» **Task objective**
Rewrite the part of the passage on high-risk merchant account underwriting that begins at the words "A table showing" and stops after "and ongoing monitoring.", replacing "coordinated" with "collaborative".

The main goals of high-risk merchant account underwriting are to:

  • Prevent fraud and financial losses: Assess the likelihood of chargebacks, refunds, disputes, and potential merchant default that could leave banks or card networks liable.
  • Ensure legal and regulatory compliance: Meet KYC/KYB, AML, and card network requirements, and confirm the business is not involved in prohibited or restricted activities.
  • Confirm the business model is accurately represented: Identify misrepresentation, hidden risk, or transaction laundering before approval.
  • Protect the broader payment ecosystem: Safeguard cardholders, card networks, acquiring banks, processors, and consumers from abusive or fraudulent behavior.
A table showing the differences between standard and high-risk merchant account underwriting.
Underwriting doesn’t stop once a merchant account is approved. High-risk merchants are continuously reviewed to ensure their risk profile remains acceptable as the business grows and changes.

Key players in the underwriting process

Opening a high-risk merchant account can’t be done overnight. It’s a coordinated process involving multiple parties, each with a different responsibility in managing risk and compliance.

Here are the key players and their roles:

  • Merchant (you): Provides accurate business information, documentation, and ongoing transparency. Your operations, marketing, and customer experience directly impact underwriting decisions and ongoing monitoring.
  • Payment facilitator/processor/ISO: Acts as the front-end onboarding partner. Collects applications and documents, performs initial risk checks, communicates underwriting feedback, and manages the day-to-day merchant relationship. SecureGlobalPay fulfils this role.
  • Acquiring bank: Often the ultimate risk holder. The acquiring bank sponsors the merchant account, settles funds, and is financially liable to the card networks if losses occur.
  • Card networks (like Visa and Mastercard): They set the rules for acceptable risk, chargeback thresholds, monitoring programs, and prohibited activities. While they don’t underwrite individual merchants directly, their requirements heavily influence underwriting decisions.
  • Third-party risk and compliance tools: Support underwriting and monitoring through identity verification, sanctions screening, fraud detection, chargeback analytics, and transaction monitoring.
Underwriting is usually performed by the acquiring bank or by a processor or ISO acting under the bank’s delegated authority. In many cases, the processor conducts the initial review, but the acquiring bank sets the risk rules and often has final approval authority — especially for high-risk merchants.

The typical high-risk merchant account underwriting process

High-risk merchant underwriting follows a structured, step-by-step process designed to identify risk early and set appropriate terms. While timelines vary by industry and complexity, most high-risk reviews follow a similar path.

Steps in the high-risk merchant account underwriting process.

The typical underwriting process for high-risk merchants:

  1. Application intake: The merchant submits an application with business details, ownership information, expected volumes, and any prior processing history. Incomplete or inconsistent applications are a common cause of delays.
  2. KYB/KYC identity verification: The legal existence of the business and the identity of owners and controllers are verified through KYB and KYC checks.
  3. Business model & product/service review: Underwriters evaluate what you sell, how you sell it, pricing structure, refund policies, and whether the activity is permitted under the card network and bank rules.
  4. Website review: Websites are reviewed for transparency, customer disclosures, terms and conditions, privacy policies, checkout process, refund policies, and general compliance.
  5. Financial and operational assessment: Bank statements, processing history, chargeback ratios, fulfillment timelines, and operational readiness are assessed.

Dataset entries:

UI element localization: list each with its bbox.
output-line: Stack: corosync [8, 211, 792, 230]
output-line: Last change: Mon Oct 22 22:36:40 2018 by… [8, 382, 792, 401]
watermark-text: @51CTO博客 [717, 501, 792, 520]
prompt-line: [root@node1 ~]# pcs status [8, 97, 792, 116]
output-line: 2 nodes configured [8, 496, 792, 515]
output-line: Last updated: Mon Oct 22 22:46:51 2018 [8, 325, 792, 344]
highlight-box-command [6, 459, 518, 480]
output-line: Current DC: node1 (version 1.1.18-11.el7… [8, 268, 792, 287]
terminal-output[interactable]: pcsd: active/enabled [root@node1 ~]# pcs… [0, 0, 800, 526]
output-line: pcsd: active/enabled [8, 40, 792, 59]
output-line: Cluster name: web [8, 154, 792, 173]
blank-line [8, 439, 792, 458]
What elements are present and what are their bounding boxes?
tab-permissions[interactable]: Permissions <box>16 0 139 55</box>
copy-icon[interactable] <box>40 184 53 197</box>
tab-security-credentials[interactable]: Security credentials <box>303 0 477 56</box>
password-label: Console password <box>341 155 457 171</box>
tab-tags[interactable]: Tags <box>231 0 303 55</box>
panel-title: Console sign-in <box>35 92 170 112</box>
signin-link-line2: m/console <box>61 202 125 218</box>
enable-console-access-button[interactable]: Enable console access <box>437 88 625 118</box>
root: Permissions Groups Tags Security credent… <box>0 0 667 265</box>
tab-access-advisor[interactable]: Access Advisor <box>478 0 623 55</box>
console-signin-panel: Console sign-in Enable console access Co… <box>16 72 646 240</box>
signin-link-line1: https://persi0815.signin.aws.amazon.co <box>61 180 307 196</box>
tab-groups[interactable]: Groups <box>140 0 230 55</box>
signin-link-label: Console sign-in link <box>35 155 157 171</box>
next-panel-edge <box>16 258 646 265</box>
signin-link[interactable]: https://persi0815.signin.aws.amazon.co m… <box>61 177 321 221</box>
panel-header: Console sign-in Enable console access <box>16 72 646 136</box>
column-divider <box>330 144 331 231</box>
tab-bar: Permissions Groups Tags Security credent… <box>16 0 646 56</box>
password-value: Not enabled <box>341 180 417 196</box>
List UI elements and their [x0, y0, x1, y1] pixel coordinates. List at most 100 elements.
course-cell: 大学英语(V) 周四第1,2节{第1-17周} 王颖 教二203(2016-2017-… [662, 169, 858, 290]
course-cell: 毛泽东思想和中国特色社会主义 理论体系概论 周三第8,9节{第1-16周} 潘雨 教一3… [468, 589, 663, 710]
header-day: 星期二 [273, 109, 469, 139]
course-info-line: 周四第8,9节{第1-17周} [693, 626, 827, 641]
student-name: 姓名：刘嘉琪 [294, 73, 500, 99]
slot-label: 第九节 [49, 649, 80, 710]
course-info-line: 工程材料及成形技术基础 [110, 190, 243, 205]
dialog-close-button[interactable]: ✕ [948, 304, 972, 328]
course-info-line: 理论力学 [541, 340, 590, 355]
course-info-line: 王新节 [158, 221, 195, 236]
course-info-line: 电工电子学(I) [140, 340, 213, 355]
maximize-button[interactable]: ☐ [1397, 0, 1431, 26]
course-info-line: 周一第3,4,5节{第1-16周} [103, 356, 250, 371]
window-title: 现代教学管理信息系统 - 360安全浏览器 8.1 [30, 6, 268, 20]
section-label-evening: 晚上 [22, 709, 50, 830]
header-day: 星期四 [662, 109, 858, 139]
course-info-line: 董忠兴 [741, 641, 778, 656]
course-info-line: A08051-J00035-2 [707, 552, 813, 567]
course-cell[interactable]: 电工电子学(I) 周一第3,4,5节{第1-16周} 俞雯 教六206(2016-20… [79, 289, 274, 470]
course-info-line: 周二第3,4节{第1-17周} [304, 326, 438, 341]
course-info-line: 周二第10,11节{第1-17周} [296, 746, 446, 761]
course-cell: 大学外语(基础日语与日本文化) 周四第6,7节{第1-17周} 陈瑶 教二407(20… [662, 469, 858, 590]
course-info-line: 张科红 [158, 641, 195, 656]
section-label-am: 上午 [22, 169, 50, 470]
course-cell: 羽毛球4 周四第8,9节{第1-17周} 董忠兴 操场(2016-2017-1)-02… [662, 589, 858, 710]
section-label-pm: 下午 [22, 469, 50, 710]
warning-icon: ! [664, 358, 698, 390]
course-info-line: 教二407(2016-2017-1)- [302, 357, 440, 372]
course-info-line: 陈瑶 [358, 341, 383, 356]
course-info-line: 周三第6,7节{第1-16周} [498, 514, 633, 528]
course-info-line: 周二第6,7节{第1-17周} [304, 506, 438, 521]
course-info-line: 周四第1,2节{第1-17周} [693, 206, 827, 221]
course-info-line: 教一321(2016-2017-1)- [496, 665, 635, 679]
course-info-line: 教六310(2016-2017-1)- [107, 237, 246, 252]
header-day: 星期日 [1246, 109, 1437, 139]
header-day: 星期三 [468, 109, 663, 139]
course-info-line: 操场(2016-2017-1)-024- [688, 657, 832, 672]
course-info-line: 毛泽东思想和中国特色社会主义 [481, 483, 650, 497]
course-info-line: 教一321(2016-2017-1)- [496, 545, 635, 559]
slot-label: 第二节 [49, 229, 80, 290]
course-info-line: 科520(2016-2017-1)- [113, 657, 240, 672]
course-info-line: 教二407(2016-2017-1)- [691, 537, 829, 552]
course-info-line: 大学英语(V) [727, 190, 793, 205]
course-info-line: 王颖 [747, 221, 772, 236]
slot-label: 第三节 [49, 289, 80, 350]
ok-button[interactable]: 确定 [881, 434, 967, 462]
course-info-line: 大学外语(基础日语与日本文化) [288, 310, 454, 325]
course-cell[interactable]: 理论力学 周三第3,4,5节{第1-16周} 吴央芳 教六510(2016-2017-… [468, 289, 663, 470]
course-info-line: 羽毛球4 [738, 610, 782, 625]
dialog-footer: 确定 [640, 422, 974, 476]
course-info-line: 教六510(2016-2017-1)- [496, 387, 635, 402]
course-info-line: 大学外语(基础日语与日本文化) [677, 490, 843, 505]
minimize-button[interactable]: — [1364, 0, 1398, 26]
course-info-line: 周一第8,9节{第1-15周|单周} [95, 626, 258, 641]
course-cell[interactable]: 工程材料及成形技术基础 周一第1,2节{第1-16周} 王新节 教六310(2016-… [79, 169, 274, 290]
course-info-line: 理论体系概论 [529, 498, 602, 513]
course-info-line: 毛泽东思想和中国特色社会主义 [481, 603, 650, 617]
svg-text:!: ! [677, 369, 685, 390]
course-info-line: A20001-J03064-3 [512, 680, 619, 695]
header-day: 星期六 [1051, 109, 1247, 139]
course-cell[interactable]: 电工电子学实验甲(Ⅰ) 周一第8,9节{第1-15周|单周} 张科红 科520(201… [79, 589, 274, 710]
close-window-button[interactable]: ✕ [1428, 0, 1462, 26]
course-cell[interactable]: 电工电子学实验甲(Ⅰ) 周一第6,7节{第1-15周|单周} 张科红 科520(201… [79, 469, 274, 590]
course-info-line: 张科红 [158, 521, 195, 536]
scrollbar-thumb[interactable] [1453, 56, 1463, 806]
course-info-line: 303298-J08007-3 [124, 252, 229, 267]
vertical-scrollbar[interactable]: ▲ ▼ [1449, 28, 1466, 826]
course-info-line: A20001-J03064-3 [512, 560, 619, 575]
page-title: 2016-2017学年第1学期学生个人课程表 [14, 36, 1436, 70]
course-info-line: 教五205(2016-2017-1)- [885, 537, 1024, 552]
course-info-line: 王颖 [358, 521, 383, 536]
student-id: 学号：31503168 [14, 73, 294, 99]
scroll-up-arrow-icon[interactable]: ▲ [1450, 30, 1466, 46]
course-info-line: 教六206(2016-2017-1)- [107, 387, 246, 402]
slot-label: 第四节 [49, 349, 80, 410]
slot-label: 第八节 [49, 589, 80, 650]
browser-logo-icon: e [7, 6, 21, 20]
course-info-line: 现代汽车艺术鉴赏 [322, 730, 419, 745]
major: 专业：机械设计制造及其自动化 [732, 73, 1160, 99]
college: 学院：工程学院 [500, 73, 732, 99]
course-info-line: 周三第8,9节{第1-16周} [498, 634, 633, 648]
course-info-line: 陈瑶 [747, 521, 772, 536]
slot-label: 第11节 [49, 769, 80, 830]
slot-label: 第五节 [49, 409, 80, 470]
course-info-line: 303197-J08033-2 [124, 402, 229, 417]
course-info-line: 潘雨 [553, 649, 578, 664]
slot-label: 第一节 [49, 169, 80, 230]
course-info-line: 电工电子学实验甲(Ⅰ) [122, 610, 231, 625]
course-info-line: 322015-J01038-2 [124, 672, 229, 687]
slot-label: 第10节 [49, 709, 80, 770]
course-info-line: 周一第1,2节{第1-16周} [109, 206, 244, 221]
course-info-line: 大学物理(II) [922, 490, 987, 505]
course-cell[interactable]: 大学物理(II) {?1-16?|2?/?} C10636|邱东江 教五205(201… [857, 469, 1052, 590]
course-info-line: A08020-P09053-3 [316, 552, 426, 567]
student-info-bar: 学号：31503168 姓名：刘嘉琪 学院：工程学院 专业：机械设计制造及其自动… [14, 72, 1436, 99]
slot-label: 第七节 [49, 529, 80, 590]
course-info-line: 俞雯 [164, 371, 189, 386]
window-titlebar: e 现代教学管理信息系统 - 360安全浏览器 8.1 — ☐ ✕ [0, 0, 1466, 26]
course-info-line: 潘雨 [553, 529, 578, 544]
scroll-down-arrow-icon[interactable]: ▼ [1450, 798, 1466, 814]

» **Finished task**
A table showing the differences between standard and high-risk merchant account underwriting.
Underwriting doesn’t stop once a merchant account is approved. High-risk merchants are continuously reviewed to ensure their risk profile remains acceptable as the business grows and changes.

Key players in the underwriting process

Opening a high-risk merchant account can’t be done overnight. It’s a collaborative process involving multiple parties, each with a different responsibility in managing risk and compliance.

Here are the key players and their roles:

  • Merchant (you): Provides accurate business information, documentation, and ongoing transparency. Your operations, marketing, and customer experience directly impact underwriting decisions and ongoing monitoring.